WRITTEN EXERCISE:
Are you able to retype all the records below exactly?

THE DATA:
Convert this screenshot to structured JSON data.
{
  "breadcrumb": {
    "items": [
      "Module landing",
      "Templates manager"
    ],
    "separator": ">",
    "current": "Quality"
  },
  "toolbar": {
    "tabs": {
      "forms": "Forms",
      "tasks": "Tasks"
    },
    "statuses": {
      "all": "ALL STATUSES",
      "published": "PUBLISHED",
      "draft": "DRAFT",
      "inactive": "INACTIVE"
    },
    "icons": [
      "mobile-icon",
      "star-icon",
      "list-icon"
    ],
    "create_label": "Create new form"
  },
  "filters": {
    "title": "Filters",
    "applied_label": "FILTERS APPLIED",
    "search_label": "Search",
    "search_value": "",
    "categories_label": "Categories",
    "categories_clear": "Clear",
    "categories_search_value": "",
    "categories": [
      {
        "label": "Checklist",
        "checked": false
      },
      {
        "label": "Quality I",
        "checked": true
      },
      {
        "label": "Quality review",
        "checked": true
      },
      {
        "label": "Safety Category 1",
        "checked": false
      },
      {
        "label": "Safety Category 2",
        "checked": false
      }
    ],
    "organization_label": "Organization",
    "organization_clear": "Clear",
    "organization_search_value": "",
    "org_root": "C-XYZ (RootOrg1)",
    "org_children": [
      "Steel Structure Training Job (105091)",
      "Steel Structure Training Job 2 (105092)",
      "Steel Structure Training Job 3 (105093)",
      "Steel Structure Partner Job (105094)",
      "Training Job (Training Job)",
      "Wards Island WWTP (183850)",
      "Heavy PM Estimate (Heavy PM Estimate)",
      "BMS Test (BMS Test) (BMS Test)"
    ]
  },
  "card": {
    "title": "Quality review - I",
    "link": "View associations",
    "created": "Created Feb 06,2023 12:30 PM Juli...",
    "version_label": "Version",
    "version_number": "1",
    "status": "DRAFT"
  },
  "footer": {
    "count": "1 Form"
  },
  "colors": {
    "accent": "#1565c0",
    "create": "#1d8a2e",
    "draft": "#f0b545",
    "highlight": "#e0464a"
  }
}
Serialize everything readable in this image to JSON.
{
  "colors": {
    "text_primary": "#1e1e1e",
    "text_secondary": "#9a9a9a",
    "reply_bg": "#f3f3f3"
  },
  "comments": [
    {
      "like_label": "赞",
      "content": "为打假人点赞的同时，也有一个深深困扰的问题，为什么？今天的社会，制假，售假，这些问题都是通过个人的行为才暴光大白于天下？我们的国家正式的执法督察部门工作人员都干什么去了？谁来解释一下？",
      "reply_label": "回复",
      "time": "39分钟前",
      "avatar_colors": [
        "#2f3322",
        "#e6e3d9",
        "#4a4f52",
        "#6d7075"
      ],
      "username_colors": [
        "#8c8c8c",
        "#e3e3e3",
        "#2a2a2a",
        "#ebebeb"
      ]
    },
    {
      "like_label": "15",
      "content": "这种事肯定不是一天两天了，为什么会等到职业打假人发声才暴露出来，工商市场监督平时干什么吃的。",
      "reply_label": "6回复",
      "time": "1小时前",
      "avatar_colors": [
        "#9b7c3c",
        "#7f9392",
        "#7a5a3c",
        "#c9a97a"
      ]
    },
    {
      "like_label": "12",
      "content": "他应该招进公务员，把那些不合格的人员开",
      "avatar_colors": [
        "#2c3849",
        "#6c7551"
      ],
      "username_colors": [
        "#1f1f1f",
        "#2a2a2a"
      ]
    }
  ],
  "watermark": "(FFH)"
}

FINISHED TASK:
Convert this screenshot to structured JSON data.
{
  "breadcrumb": {
    "items": [
      "Module landing",
      "Templates manager"
    ],
    "separator": ">",
    "current": "Quality"
  },
  "toolbar": {
    "tabs": {
      "forms": "Forms",
      "tasks": "Tasks"
    },
    "statuses": {
      "all": "ALL STATUSES",
      "published": "PUBLISHED",
      "draft": "DRAFT",
      "inactive": "INACTIVE"
    },
    "icons": [
      "mobile-icon",
      "star-icon",
      "list-icon"
    ],
    "create_label": "Create new form"
  },
  "filters": {
    "title": "Filters",
    "applied_label": "FILTERS APPLIED",
    "search_label": "Search",
    "search_value": "",
    "categories_label": "Categories",
    "categories_clear": "Clear",
    "categories_search_value": "",
    "categories": [
      {
        "label": "Checklist",
        "checked": false
      },
      {
        "label": "Quality I",
        "checked": true
      },
      {
        "label": "Quality review",
        "checked": true
      },
      {
        "label": "Safety Category 1",
        "checked": false
      },
      {
        "label": "Safety Category 2",
        "checked": false
      }
    ],
    "organization_label": "Organization",
    "organization_clear": "Clear",
    "organization_search_value": "",
    "org_root": "C-XYZ (RootOrg1)",
    "org_children": [
      "Steel Structure Training Job (105091)",
      "Steel Structure Training Job 2 (105092)",
      "Steel Structure Training Job 3 (105093)",
      "Steel Structure Partner Job (105094)",
      "Training Job (Training Job)",
      "Wards Island WWTP (183850)",
      "Heavy PM Estimate (Heavy PM Estimate)",
      "BMS Test (BMS Test) (BMS Test)"
    ]
  },
  "card": {
    "title": "Quality review - I",
    "link": "View associations",
    "created": "Created Feb 06,2023 12:30 PM Juli...",
    "version_label": "Version",
    "version_number": "1",
    "status": "DRAFT"
  },
  "footer": {
    "count": "1 Form"
  },
  "colors": {
    "accent": "#1565c0",
    "create": "#1d8a2e",
    "draft": "#f0b545",
    "highlight": "#e0464a"
  }
}
Serialize everything readable in this image to JSON.
{
  "colors": {
    "text_primary": "#1e1e1e",
    "text_secondary": "#9a9a9a",
    "reply_bg": "#f3f3f3"
  },
  "comments": [
    {
      "like_label": "赞",
      "content": "为打假人点赞的同时，也有一个深深困扰的问题，为什么？今天的社会，制假，售假，这些问题都是通过个人的行为才暴光大白于天下？我们的国家正式的执法督察部门工作人员都干什么去了？谁来解释一下？",
      "reply_label": "回复",
      "time": "39分钟前",
      "avatar_colors": [
        "#2f3322",
        "#e6e3d9",
        "#4a4f52",
        "#6d7075"
      ],
      "username_colors": [
        "#8c8c8c",
        "#e3e3e3",
        "#2a2a2a",
        "#ebebeb"
      ]
    },
    {
      "like_label": "15",
      "content": "这种事肯定不是一天两天了，为什么会等到职业打假人发声才暴露出来，工商市场监督平时干什么吃的。",
      "reply_label": "6回复",
      "time": "1小时前",
      "avatar_colors": [
        "#9b7c3c",
        "#7f9392",
        "#7a5a3c",
        "#c9a97a"
      ]
    },
    {
      "like_label": "12",
      "content": "他应该招进公务员，把那些不合格的人员开",
      "avatar_colors": [
        "#2c3849",
        "#6c7551"
      ],
      "username_colors": [
        "#1f1f1f",
        "#2a2a2a"
      ]
    }
  ],
  "watermark": "(FFH)"
}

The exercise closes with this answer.